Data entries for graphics
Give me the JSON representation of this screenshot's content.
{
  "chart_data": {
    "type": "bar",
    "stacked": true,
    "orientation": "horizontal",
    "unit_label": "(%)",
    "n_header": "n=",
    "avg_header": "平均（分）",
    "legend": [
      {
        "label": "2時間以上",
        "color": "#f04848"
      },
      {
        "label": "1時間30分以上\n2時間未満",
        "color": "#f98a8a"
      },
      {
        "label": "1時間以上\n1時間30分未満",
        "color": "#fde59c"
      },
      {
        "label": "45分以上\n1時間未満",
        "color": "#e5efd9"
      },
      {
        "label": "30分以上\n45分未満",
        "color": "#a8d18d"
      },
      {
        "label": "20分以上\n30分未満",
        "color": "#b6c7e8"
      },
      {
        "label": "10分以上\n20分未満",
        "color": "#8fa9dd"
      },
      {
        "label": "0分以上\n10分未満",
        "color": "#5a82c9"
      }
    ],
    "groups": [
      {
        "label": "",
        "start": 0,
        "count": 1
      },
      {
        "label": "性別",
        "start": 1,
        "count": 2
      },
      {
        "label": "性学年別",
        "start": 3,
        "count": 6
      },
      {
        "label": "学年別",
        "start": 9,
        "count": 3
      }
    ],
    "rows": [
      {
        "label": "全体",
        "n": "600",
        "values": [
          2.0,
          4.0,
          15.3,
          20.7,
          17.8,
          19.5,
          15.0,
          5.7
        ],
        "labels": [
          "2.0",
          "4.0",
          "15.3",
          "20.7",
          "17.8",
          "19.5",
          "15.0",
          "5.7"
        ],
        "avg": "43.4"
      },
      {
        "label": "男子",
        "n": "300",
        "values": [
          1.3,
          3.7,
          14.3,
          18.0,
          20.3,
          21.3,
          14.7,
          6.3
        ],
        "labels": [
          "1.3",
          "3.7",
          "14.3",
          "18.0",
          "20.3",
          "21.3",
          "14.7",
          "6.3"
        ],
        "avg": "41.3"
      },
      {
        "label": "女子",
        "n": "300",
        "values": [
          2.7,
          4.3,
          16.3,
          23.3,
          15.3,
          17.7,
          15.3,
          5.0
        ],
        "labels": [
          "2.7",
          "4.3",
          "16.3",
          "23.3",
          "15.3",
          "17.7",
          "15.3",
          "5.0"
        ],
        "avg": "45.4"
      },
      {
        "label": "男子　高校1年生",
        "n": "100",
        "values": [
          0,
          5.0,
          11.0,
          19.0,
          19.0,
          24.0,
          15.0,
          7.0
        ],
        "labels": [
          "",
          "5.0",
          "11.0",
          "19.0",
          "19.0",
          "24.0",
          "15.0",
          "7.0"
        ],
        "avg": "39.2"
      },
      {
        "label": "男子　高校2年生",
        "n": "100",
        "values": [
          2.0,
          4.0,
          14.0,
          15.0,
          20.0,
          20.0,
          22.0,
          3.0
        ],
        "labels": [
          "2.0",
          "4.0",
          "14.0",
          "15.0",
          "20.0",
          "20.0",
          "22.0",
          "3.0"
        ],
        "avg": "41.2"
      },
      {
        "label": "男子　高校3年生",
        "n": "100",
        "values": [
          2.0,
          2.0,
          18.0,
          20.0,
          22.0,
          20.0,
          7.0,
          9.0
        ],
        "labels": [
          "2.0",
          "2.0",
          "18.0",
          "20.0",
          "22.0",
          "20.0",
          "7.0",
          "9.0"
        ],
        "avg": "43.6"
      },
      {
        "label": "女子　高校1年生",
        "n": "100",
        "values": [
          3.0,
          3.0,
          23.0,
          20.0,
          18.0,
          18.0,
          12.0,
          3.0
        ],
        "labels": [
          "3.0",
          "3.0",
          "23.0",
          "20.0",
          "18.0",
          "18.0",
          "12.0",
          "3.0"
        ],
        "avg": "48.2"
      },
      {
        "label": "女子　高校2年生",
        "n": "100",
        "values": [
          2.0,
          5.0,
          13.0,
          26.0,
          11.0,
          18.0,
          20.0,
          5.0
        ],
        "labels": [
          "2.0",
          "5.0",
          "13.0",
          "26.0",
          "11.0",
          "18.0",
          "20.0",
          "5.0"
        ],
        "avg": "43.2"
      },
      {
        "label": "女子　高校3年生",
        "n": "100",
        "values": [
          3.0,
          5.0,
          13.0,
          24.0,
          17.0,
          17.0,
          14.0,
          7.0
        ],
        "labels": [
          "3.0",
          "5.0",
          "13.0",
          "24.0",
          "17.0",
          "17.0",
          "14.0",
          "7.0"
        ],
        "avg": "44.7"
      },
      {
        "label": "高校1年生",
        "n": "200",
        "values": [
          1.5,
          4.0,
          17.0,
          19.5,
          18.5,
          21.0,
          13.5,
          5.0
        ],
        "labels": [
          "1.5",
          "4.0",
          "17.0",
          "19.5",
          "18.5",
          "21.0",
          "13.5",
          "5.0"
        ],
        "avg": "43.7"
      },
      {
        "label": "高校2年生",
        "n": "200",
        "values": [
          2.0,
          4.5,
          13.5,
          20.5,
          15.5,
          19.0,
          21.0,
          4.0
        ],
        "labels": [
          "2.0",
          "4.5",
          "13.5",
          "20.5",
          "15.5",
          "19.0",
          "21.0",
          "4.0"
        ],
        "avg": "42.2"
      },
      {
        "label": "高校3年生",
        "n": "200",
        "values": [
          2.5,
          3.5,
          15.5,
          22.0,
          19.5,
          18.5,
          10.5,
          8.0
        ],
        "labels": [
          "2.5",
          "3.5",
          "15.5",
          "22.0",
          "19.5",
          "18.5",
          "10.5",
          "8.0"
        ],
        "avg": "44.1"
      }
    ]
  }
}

### WHAT YOU WILL DO
Repeat every line of the material exactly as given.

### TASK RESPONSE
Give me the JSON representation of this screenshot's content.
{
  "chart_data": {
    "type": "bar",
    "stacked": true,
    "orientation": "horizontal",
    "unit_label": "(%)",
    "n_header": "n=",
    "avg_header": "平均（分）",
    "legend": [
      {
        "label": "2時間以上",
        "color": "#f04848"
      },
      {
        "label": "1時間30分以上\n2時間未満",
        "color": "#f98a8a"
      },
      {
        "label": "1時間以上\n1時間30分未満",
        "color": "#fde59c"
      },
      {
        "label": "45分以上\n1時間未満",
        "color": "#e5efd9"
      },
      {
        "label": "30分以上\n45分未満",
        "color": "#a8d18d"
      },
      {
        "label": "20分以上\n30分未満",
        "color": "#b6c7e8"
      },
      {
        "label": "10分以上\n20分未満",
        "color": "#8fa9dd"
      },
      {
        "label": "0分以上\n10分未満",
        "color": "#5a82c9"
      }
    ],
    "groups": [
      {
        "label": "",
        "start": 0,
        "count": 1
      },
      {
        "label": "性別",
        "start": 1,
        "count": 2
      },
      {
        "label": "性学年別",
        "start": 3,
        "count": 6
      },
      {
        "label": "学年別",
        "start": 9,
        "count": 3
      }
    ],
    "rows": [
      {
        "label": "全体",
        "n": "600",
        "values": [
          2.0,
          4.0,
          15.3,
          20.7,
          17.8,
          19.5,
          15.0,
          5.7
        ],
        "labels": [
          "2.0",
          "4.0",
          "15.3",
          "20.7",
          "17.8",
          "19.5",
          "15.0",
          "5.7"
        ],
        "avg": "43.4"
      },
      {
        "label": "男子",
        "n": "300",
        "values": [
          1.3,
          3.7,
          14.3,
          18.0,
          20.3,
          21.3,
          14.7,
          6.3
        ],
        "labels": [
          "1.3",
          "3.7",
          "14.3",
          "18.0",
          "20.3",
          "21.3",
          "14.7",
          "6.3"
        ],
        "avg": "41.3"
      },
      {
        "label": "女子",
        "n": "300",
        "values": [
          2.7,
          4.3,
          16.3,
          23.3,
          15.3,
          17.7,
          15.3,
          5.0
        ],
        "labels": [
          "2.7",
          "4.3",
          "16.3",
          "23.3",
          "15.3",
          "17.7",
          "15.3",
          "5.0"
        ],
        "avg": "45.4"
      },
      {
        "label": "男子　高校1年生",
        "n": "100",
        "values": [
          0,
          5.0,
          11.0,
          19.0,
          19.0,
          24.0,
          15.0,
          7.0
        ],
        "labels": [
          "",
          "5.0",
          "11.0",
          "19.0",
          "19.0",
          "24.0",
          "15.0",
          "7.0"
        ],
        "avg": "39.2"
      },
      {
        "label": "男子　高校2年生",
        "n": "100",
        "values": [
          2.0,
          4.0,
          14.0,
          15.0,
          20.0,
          20.0,
          22.0,
          3.0
        ],
        "labels": [
          "2.0",
          "4.0",
          "14.0",
          "15.0",
          "20.0",
          "20.0",
          "22.0",
          "3.0"
        ],
        "avg": "41.2"
      },
      {
        "label": "男子　高校3年生",
        "n": "100",
        "values": [
          2.0,
          2.0,
          18.0,
          20.0,
          22.0,
          20.0,
          7.0,
          9.0
        ],
        "labels": [
          "2.0",
          "2.0",
          "18.0",
          "20.0",
          "22.0",
          "20.0",
          "7.0",
          "9.0"
        ],
        "avg": "43.6"
      },
      {
        "label": "女子　高校1年生",
        "n": "100",
        "values": [
          3.0,
          3.0,
          23.0,
          20.0,
          18.0,
          18.0,
          12.0,
          3.0
        ],
        "labels": [
          "3.0",
          "3.0",
          "23.0",
          "20.0",
          "18.0",
          "18.0",
          "12.0",
          "3.0"
        ],
        "avg": "48.2"
      },
      {
        "label": "女子　高校2年生",
        "n": "100",
        "values": [
          2.0,
          5.0,
          13.0,
          26.0,
          11.0,
          18.0,
          20.0,
          5.0
        ],
        "labels": [
          "2.0",
          "5.0",
          "13.0",
          "26.0",
          "11.0",
          "18.0",
          "20.0",
          "5.0"
        ],
        "avg": "43.2"
      },
      {
        "label": "女子　高校3年生",
        "n": "100",
        "values": [
          3.0,
          5.0,
          13.0,
          24.0,
          17.0,
          17.0,
          14.0,
          7.0
        ],
        "labels": [
          "3.0",
          "5.0",
          "13.0",
          "24.0",
          "17.0",
          "17.0",
          "14.0",
          "7.0"
        ],
        "avg": "44.7"
      },
      {
        "label": "高校1年生",
        "n": "200",
        "values": [
          1.5,
          4.0,
          17.0,
          19.5,
          18.5,
          21.0,
          13.5,
          5.0
        ],
        "labels": [
          "1.5",
          "4.0",
          "17.0",
          "19.5",
          "18.5",
          "21.0",
          "13.5",
          "5.0"
        ],
        "avg": "43.7"
      },
      {
        "label": "高校2年生",
        "n": "200",
        "values": [
          2.0,
          4.5,
          13.5,
          20.5,
          15.5,
          19.0,
          21.0,
          4.0
        ],
        "labels": [
          "2.0",
          "4.5",
          "13.5",
          "20.5",
          "15.5",
          "19.0",
          "21.0",
          "4.0"
        ],
        "avg": "42.2"
      },
      {
        "label": "高校3年生",
        "n": "200",
        "values": [
          2.5,
          3.5,
          15.5,
          22.0,
          19.5,
          18.5,
          10.5,
          8.0
        ],
        "labels": [
          "2.5",
          "3.5",
          "15.5",
          "22.0",
          "19.5",
          "18.5",
          "10.5",
          "8.0"
        ],
        "avg": "44.1"
      }
    ]
  }
}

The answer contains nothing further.